Stored data entries
+++
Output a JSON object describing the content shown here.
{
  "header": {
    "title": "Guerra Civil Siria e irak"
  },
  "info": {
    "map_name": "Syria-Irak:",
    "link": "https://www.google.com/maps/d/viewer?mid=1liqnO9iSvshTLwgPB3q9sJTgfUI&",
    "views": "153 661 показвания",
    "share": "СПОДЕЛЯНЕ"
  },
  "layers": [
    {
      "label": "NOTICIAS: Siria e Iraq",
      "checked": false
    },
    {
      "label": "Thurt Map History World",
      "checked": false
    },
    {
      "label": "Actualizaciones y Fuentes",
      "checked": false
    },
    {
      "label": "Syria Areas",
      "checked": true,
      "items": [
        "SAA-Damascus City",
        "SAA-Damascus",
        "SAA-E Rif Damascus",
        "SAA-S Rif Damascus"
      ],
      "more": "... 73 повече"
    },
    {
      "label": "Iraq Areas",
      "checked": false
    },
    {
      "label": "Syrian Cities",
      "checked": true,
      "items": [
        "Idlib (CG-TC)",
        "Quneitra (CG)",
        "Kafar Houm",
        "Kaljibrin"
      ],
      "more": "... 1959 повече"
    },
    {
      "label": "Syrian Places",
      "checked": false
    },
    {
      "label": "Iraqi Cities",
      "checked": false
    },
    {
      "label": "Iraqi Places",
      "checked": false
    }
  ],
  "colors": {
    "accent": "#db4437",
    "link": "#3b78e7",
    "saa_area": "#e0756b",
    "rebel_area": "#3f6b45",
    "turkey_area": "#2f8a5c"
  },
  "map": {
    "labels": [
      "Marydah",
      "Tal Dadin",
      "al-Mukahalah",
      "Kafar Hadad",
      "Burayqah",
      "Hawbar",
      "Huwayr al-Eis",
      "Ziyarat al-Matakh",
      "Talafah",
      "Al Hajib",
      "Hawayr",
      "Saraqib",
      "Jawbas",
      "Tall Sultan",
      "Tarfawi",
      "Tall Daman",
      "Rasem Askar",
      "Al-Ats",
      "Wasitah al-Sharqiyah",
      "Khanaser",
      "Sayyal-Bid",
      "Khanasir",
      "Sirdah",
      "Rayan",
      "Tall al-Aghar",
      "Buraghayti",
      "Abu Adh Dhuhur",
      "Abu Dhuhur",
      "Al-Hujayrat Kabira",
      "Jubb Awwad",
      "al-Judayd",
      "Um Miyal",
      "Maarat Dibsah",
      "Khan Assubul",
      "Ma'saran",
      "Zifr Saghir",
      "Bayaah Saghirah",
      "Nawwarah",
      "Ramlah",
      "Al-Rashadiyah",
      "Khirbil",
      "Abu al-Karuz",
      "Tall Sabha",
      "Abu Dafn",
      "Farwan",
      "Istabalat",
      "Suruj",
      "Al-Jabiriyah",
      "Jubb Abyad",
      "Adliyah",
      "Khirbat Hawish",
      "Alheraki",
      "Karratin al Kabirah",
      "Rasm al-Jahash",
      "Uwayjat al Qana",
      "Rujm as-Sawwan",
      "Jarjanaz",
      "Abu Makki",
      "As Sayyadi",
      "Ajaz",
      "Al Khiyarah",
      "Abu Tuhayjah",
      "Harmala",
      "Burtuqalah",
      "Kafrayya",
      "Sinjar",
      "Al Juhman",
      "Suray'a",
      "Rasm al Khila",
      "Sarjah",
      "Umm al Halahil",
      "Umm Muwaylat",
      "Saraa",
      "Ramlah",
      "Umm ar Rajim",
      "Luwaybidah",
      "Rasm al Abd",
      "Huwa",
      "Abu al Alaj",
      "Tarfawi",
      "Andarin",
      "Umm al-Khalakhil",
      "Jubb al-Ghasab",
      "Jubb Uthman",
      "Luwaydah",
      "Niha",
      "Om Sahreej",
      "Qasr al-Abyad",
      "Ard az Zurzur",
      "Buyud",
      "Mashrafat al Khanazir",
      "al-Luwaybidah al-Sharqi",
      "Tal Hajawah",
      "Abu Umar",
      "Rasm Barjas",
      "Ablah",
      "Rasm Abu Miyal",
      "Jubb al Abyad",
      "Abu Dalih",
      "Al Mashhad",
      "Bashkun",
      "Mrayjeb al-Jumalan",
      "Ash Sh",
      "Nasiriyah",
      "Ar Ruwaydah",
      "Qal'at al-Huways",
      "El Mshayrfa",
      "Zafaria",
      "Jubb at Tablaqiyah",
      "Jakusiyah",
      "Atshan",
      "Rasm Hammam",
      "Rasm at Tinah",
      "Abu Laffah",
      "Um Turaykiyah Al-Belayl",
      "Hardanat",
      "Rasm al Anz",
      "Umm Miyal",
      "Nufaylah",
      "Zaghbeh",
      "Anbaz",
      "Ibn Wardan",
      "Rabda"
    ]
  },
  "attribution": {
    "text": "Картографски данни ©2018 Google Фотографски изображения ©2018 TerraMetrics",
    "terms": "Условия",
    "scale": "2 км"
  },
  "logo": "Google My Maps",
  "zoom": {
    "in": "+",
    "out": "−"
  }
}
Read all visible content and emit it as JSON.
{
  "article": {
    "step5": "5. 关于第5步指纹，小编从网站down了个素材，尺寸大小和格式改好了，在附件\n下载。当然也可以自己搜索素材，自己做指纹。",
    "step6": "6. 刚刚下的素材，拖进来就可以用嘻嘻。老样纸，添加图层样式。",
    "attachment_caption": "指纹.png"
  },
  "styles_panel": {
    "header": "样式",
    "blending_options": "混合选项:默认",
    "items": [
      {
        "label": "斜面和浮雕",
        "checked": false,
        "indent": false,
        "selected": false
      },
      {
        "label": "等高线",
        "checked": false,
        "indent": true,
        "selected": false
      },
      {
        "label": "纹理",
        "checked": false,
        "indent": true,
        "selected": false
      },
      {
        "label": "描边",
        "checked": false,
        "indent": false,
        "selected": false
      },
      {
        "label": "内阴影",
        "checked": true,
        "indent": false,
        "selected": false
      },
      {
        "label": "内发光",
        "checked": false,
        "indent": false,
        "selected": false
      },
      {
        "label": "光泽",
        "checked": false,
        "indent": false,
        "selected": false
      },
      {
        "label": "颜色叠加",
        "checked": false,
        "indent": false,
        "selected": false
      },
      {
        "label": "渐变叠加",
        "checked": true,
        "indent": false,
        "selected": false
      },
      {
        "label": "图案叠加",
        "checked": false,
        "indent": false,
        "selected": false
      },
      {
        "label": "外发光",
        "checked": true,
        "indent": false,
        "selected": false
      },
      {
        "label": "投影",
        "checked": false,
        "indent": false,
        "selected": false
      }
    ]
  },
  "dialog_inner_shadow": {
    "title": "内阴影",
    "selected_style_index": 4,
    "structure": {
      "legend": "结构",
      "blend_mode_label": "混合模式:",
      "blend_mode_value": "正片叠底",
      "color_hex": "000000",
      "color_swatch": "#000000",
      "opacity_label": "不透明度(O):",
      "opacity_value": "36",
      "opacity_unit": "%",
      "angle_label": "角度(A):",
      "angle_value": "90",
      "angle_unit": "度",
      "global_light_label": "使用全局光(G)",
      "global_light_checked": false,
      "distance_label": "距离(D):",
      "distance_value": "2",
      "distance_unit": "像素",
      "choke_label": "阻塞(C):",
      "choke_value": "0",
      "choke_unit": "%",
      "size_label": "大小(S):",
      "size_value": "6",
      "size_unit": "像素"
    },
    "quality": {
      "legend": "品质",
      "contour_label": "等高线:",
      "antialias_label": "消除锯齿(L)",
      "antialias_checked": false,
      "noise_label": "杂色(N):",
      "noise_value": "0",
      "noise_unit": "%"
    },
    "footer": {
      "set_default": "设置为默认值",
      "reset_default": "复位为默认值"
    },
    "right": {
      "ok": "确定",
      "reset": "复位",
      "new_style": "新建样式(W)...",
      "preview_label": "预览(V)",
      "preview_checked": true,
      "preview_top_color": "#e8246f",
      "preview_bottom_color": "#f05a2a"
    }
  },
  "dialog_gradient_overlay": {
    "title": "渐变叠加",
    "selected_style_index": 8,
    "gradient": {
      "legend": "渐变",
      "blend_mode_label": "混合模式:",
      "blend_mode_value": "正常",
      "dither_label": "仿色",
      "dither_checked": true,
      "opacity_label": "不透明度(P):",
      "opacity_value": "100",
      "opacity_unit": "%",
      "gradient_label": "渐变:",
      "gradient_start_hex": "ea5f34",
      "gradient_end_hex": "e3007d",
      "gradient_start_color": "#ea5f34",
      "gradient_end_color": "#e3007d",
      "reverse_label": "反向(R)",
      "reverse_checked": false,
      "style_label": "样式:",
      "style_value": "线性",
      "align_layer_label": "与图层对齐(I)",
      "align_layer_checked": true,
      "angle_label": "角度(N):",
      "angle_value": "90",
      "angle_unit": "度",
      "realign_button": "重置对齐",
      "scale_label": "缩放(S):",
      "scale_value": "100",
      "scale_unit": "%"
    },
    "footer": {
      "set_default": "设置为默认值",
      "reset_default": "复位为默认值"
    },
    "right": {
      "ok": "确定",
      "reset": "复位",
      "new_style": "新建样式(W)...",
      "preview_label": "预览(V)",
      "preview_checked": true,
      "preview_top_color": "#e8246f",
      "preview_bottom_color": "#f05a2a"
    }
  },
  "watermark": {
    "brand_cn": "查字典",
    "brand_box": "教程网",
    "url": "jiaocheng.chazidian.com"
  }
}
+++
(Task to complete): Copy all lines of the material above where the string "不透明度" occurs.

(Task solution):
      "opacity_label": "不透明度(O):",
      "opacity_label": "不透明度(P):",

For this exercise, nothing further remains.